━━━━━ Data supplied
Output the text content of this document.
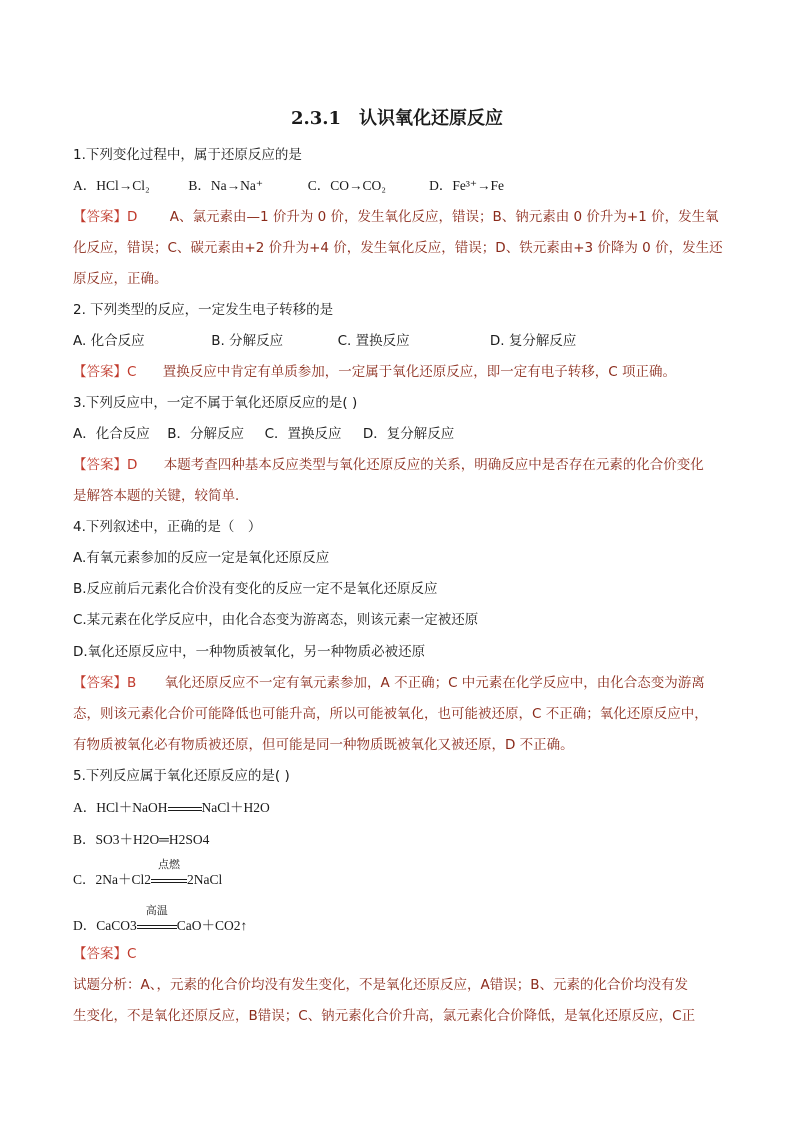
2.3.1　认识氧化还原反应
1.下列变化过程中，属于还原反应的是
A．HCl→Cl₂	B．Na→Na⁺	C．CO→CO₂	D．Fe³⁺→Fe
【答案】D A、氯元素由—1 价升为 0 价，发生氧化反应，错误；B、钠元素由 0 价升为+1 价，发生氧
化反应，错误；C、碳元素由+2 价升为+4 价，发生氧化反应，错误；D、铁元素由+3 价降为 0 价，发生还
原反应，正确。
2. 下列类型的反应，一定发生电子转移的是
A. 化合反应	B. 分解反应	C. 置换反应	D. 复分解反应
【答案】C 置换反应中肯定有单质参加，一定属于氧化还原反应，即一定有电子转移，C 项正确。
3.下列反应中，一定不属于氧化还原反应的是( )
A．化合反应 B．分解反应 C．置换反应 D．复分解反应
【答案】D 本题考查四种基本反应类型与氧化还原反应的关系，明确反应中是否存在元素的化合价变化
是解答本题的关键，较简单．
4.下列叙述中，正确的是（　）
A.有氧元素参加的反应一定是氧化还原反应
B.反应前后元素化合价没有变化的反应一定不是氧化还原反应
C.某元素在化学反应中，由化合态变为游离态，则该元素一定被还原
D.氧化还原反应中，一种物质被氧化，另一种物质必被还原
【答案】B 氧化还原反应不一定有氧元素参加，A 不正确；C 中元素在化学反应中，由化合态变为游离
态，则该元素化合价可能降低也可能升高，所以可能被氧化，也可能被还原，C 不正确；氧化还原反应中，
有物质被氧化必有物质被还原，但可能是同一种物质既被氧化又被还原，D 不正确。
5.下列反应属于氧化还原反应的是( )
A．HCl＋NaOH	NaCl＋H2O
B．SO3＋H2O═H2SO4
C．2Na＋Cl2
点燃
2NaCl
D．CaCO3
高温
CaO＋CO2↑
【答案】C
试题分析：A、，元素的化合价均没有发生变化，不是氧化还原反应，A错误；B、元素的化合价均没有发
生变化，不是氧化还原反应，B错误；C、钠元素化合价升高，氯元素化合价降低，是氧化还原反应，C正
━━━━━━━━━━
◆ Aim of the exercise:
Without the pictures, retype the whole of the material above exactly.

◆ Full solution:
Output the text content of this document.
2.3.1　认识氧化还原反应
1.下列变化过程中，属于还原反应的是
A．HCl→Cl₂	B．Na→Na⁺	C．CO→CO₂	D．Fe³⁺→Fe
【答案】D A、氯元素由—1 价升为 0 价，发生氧化反应，错误；B、钠元素由 0 价升为+1 价，发生氧
化反应，错误；C、碳元素由+2 价升为+4 价，发生氧化反应，错误；D、铁元素由+3 价降为 0 价，发生还
原反应，正确。
2. 下列类型的反应，一定发生电子转移的是
A. 化合反应	B. 分解反应	C. 置换反应	D. 复分解反应
【答案】C 置换反应中肯定有单质参加，一定属于氧化还原反应，即一定有电子转移，C 项正确。
3.下列反应中，一定不属于氧化还原反应的是( )
A．化合反应 B．分解反应 C．置换反应 D．复分解反应
【答案】D 本题考查四种基本反应类型与氧化还原反应的关系，明确反应中是否存在元素的化合价变化
是解答本题的关键，较简单．
4.下列叙述中，正确的是（　）
A.有氧元素参加的反应一定是氧化还原反应
B.反应前后元素化合价没有变化的反应一定不是氧化还原反应
C.某元素在化学反应中，由化合态变为游离态，则该元素一定被还原
D.氧化还原反应中，一种物质被氧化，另一种物质必被还原
【答案】B 氧化还原反应不一定有氧元素参加，A 不正确；C 中元素在化学反应中，由化合态变为游离
态，则该元素化合价可能降低也可能升高，所以可能被氧化，也可能被还原，C 不正确；氧化还原反应中，
有物质被氧化必有物质被还原，但可能是同一种物质既被氧化又被还原，D 不正确。
5.下列反应属于氧化还原反应的是( )
A．HCl＋NaOH	NaCl＋H2O
B．SO3＋H2O═H2SO4
C．2Na＋Cl2
点燃
2NaCl
D．CaCO3
高温
CaO＋CO2↑
【答案】C
试题分析：A、，元素的化合价均没有发生变化，不是氧化还原反应，A错误；B、元素的化合价均没有发
生变化，不是氧化还原反应，B错误；C、钠元素化合价升高，氯元素化合价降低，是氧化还原反应，C正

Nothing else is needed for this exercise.